Exercise details: Transcribe the records exactly. Pictures do not belong in the transcription.

** Start **

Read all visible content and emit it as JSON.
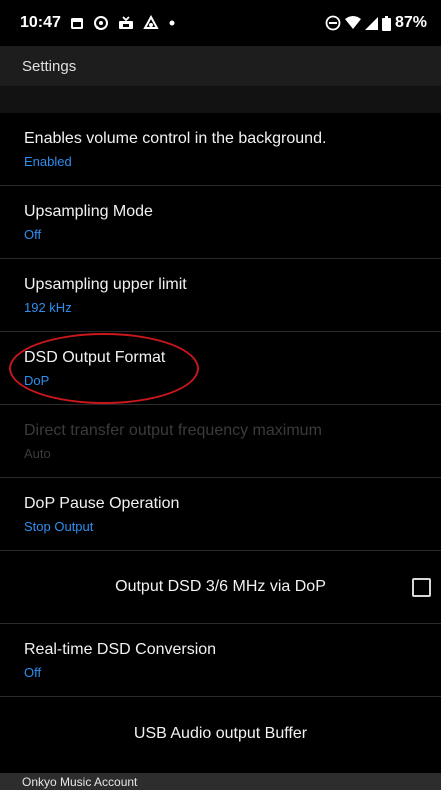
{
  "status_bar": {
    "time": "10:47",
    "battery": "87%",
    "left_icons": [
      "calendar-icon",
      "whatsapp-icon",
      "tv-icon",
      "outlook-icon",
      "dot-icon"
    ],
    "right_icons": [
      "do-not-disturb-icon",
      "wifi-icon",
      "signal-icon",
      "battery-icon"
    ]
  },
  "header": {
    "title": "Settings"
  },
  "settings": [
    {
      "title": "Enables volume control in the background.",
      "value": "Enabled"
    },
    {
      "title": "Upsampling Mode",
      "value": "Off"
    },
    {
      "title": "Upsampling upper limit",
      "value": "192 kHz"
    },
    {
      "title": "DSD Output Format",
      "value": "DoP"
    },
    {
      "title": "Direct transfer output frequency maximum",
      "value": "Auto",
      "disabled": true
    },
    {
      "title": "DoP Pause Operation",
      "value": "Stop Output"
    },
    {
      "title": "Output DSD 3/6 MHz via DoP",
      "checkbox": false
    },
    {
      "title": "Real-time DSD Conversion",
      "value": "Off"
    },
    {
      "title": "USB Audio output Buffer"
    }
  ],
  "footer": {
    "section_label": "Onkyo Music Account"
  },
  "colors": {
    "accent": "#2e8ef0",
    "highlight_ellipse": "#c9171c",
    "background": "#000000"
  }
}
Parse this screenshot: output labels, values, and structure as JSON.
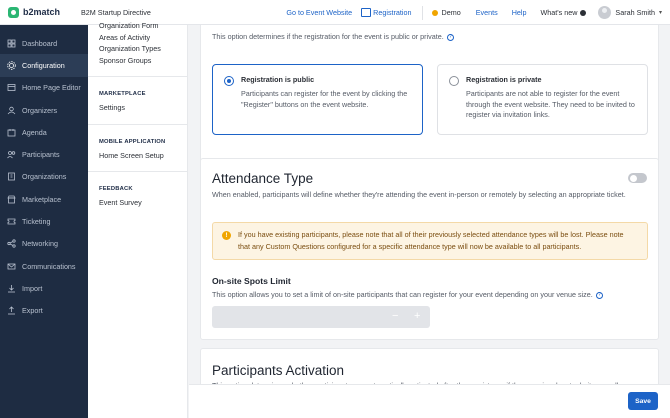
{
  "header": {
    "logo_text": "b2match",
    "event_name": "B2M Startup Directive",
    "go_to_event": "Go to Event Website",
    "registration": "Registration",
    "demo": "Demo",
    "events": "Events",
    "help": "Help",
    "whats_new": "What's new",
    "user_name": "Sarah Smith"
  },
  "sidebar": {
    "items": [
      {
        "label": "Dashboard",
        "icon": "dashboard-icon"
      },
      {
        "label": "Configuration",
        "icon": "gear-icon",
        "active": true
      },
      {
        "label": "Home Page Editor",
        "icon": "home-page-icon"
      },
      {
        "label": "Organizers",
        "icon": "organizers-icon"
      },
      {
        "label": "Agenda",
        "icon": "agenda-icon"
      },
      {
        "label": "Participants",
        "icon": "participants-icon"
      },
      {
        "label": "Organizations",
        "icon": "organizations-icon"
      },
      {
        "label": "Marketplace",
        "icon": "marketplace-icon"
      },
      {
        "label": "Ticketing",
        "icon": "ticket-icon"
      },
      {
        "label": "Networking",
        "icon": "networking-icon"
      },
      {
        "label": "Communications",
        "icon": "communications-icon"
      },
      {
        "label": "Import",
        "icon": "import-icon"
      },
      {
        "label": "Export",
        "icon": "export-icon"
      }
    ]
  },
  "subnav": {
    "top_links": [
      "Organization Form",
      "Areas of Activity",
      "Organization Types",
      "Sponsor Groups"
    ],
    "marketplace_title": "MARKETPLACE",
    "marketplace_links": [
      "Settings"
    ],
    "mobile_title": "MOBILE APPLICATION",
    "mobile_links": [
      "Home Screen Setup"
    ],
    "feedback_title": "FEEDBACK",
    "feedback_links": [
      "Event Survey"
    ]
  },
  "registration_card": {
    "description": "This option determines if the registration for the event is public or private.",
    "public_title": "Registration is public",
    "public_desc": "Participants can register for the event by clicking the \"Register\" buttons on the event website.",
    "private_title": "Registration is private",
    "private_desc": "Participants are not able to register for the event through the event website. They need to be invited to register via invitation links.",
    "selected": "public"
  },
  "attendance_card": {
    "title": "Attendance Type",
    "description": "When enabled, participants will define whether they're attending the event in-person or remotely by selecting an appropriate ticket.",
    "toggle_on": false,
    "warning": "If you have existing participants, please note that all of their previously selected attendance types will be lost. Please note that any Custom Questions configured for a specific attendance type will now be available to all participants.",
    "spots_title": "On-site Spots Limit",
    "spots_desc": "This option allows you to set a limit of on-site participants that can register for your event depending on your venue size.",
    "minus": "−",
    "plus": "+"
  },
  "activation_card": {
    "title": "Participants Activation",
    "description": "This option determines whether participants are automatically activated after they register or if the organizer has to do it manually."
  },
  "footer": {
    "save": "Save"
  },
  "colors": {
    "accent": "#1d63c7",
    "sidebar_bg": "#1e2c42",
    "warning_bg": "#fdf4e3",
    "demo_dot": "#f0a500"
  }
}
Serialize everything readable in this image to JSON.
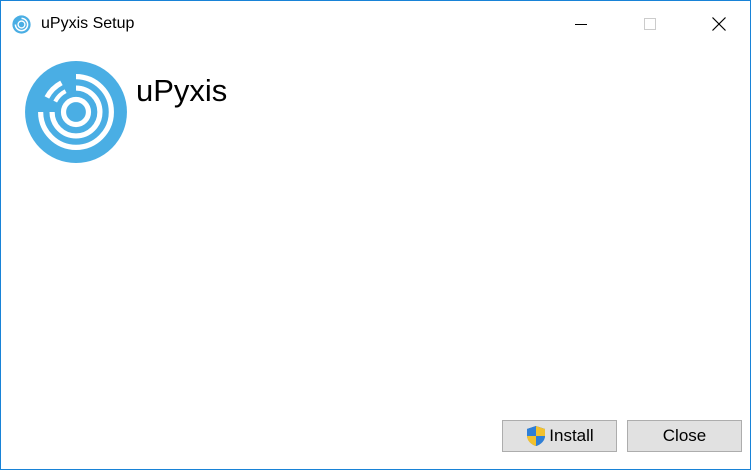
{
  "window": {
    "title": "uPyxis Setup",
    "title_icon": "upyxis-logo-icon"
  },
  "controls": {
    "minimize_icon": "minimize-icon",
    "maximize_icon": "maximize-icon",
    "close_icon": "close-icon"
  },
  "header": {
    "app_name": "uPyxis",
    "logo_icon": "upyxis-logo-icon"
  },
  "buttons": {
    "install_label": "Install",
    "install_icon": "uac-shield-icon",
    "close_label": "Close"
  },
  "colors": {
    "window_border": "#1883d7",
    "logo_blue": "#4aaee4",
    "button_bg": "#e1e1e1",
    "button_border": "#adadad"
  }
}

** End **

Response for this exercise:
Read all visible content and emit it as JSON.
{
  "status_bar": {
    "time": "10:47",
    "battery": "87%",
    "left_icons": [
      "calendar-icon",
      "whatsapp-icon",
      "tv-icon",
      "outlook-icon",
      "dot-icon"
    ],
    "right_icons": [
      "do-not-disturb-icon",
      "wifi-icon",
      "signal-icon",
      "battery-icon"
    ]
  },
  "header": {
    "title": "Settings"
  },
  "settings": [
    {
      "title": "Enables volume control in the background.",
      "value": "Enabled"
    },
    {
      "title": "Upsampling Mode",
      "value": "Off"
    },
    {
      "title": "Upsampling upper limit",
      "value": "192 kHz"
    },
    {
      "title": "DSD Output Format",
      "value": "DoP"
    },
    {
      "title": "Direct transfer output frequency maximum",
      "value": "Auto",
      "disabled": true
    },
    {
      "title": "DoP Pause Operation",
      "value": "Stop Output"
    },
    {
      "title": "Output DSD 3/6 MHz via DoP",
      "checkbox": false
    },
    {
      "title": "Real-time DSD Conversion",
      "value": "Off"
    },
    {
      "title": "USB Audio output Buffer"
    }
  ],
  "footer": {
    "section_label": "Onkyo Music Account"
  },
  "colors": {
    "accent": "#2e8ef0",
    "highlight_ellipse": "#c9171c",
    "background": "#000000"
  }
}
Parse this screenshot: output labels, values, and structure as JSON.
{
  "header": {
    "logo_text": "b2match",
    "event_name": "B2M Startup Directive",
    "go_to_event": "Go to Event Website",
    "registration": "Registration",
    "demo": "Demo",
    "events": "Events",
    "help": "Help",
    "whats_new": "What's new",
    "user_name": "Sarah Smith"
  },
  "sidebar": {
    "items": [
      {
        "label": "Dashboard",
        "icon": "dashboard-icon"
      },
      {
        "label": "Configuration",
        "icon": "gear-icon",
        "active": true
      },
      {
        "label": "Home Page Editor",
        "icon": "home-page-icon"
      },
      {
        "label": "Organizers",
        "icon": "organizers-icon"
      },
      {
        "label": "Agenda",
        "icon": "agenda-icon"
      },
      {
        "label": "Participants",
        "icon": "participants-icon"
      },
      {
        "label": "Organizations",
        "icon": "organizations-icon"
      },
      {
        "label": "Marketplace",
        "icon": "marketplace-icon"
      },
      {
        "label": "Ticketing",
        "icon": "ticket-icon"
      },
      {
        "label": "Networking",
        "icon": "networking-icon"
      },
      {
        "label": "Communications",
        "icon": "communications-icon"
      },
      {
        "label": "Import",
        "icon": "import-icon"
      },
      {
        "label": "Export",
        "icon": "export-icon"
      }
    ]
  },
  "subnav": {
    "top_links": [
      "Organization Form",
      "Areas of Activity",
      "Organization Types",
      "Sponsor Groups"
    ],
    "marketplace_title": "MARKETPLACE",
    "marketplace_links": [
      "Settings"
    ],
    "mobile_title": "MOBILE APPLICATION",
    "mobile_links": [
      "Home Screen Setup"
    ],
    "feedback_title": "FEEDBACK",
    "feedback_links": [
      "Event Survey"
    ]
  },
  "registration_card": {
    "description": "This option determines if the registration for the event is public or private.",
    "public_title": "Registration is public",
    "public_desc": "Participants can register for the event by clicking the \"Register\" buttons on the event website.",
    "private_title": "Registration is private",
    "private_desc": "Participants are not able to register for the event through the event website. They need to be invited to register via invitation links.",
    "selected": "public"
  },
  "attendance_card": {
    "title": "Attendance Type",
    "description": "When enabled, participants will define whether they're attending the event in-person or remotely by selecting an appropriate ticket.",
    "toggle_on": false,
    "warning": "If you have existing participants, please note that all of their previously selected attendance types will be lost. Please note that any Custom Questions configured for a specific attendance type will now be available to all participants.",
    "spots_title": "On-site Spots Limit",
    "spots_desc": "This option allows you to set a limit of on-site participants that can register for your event depending on your venue size.",
    "minus": "−",
    "plus": "+"
  },
  "activation_card": {
    "title": "Participants Activation",
    "description": "This option determines whether participants are automatically activated after they register or if the organizer has to do it manually."
  },
  "footer": {
    "save": "Save"
  },
  "colors": {
    "accent": "#1d63c7",
    "sidebar_bg": "#1e2c42",
    "warning_bg": "#fdf4e3",
    "demo_dot": "#f0a500"
  }
}
Serialize everything readable in this image to JSON.
{
  "window": {
    "title": "uPyxis Setup",
    "title_icon": "upyxis-logo-icon"
  },
  "controls": {
    "minimize_icon": "minimize-icon",
    "maximize_icon": "maximize-icon",
    "close_icon": "close-icon"
  },
  "header": {
    "app_name": "uPyxis",
    "logo_icon": "upyxis-logo-icon"
  },
  "buttons": {
    "install_label": "Install",
    "install_icon": "uac-shield-icon",
    "close_label": "Close"
  },
  "colors": {
    "window_border": "#1883d7",
    "logo_blue": "#4aaee4",
    "button_bg": "#e1e1e1",
    "button_border": "#adadad"
  }
}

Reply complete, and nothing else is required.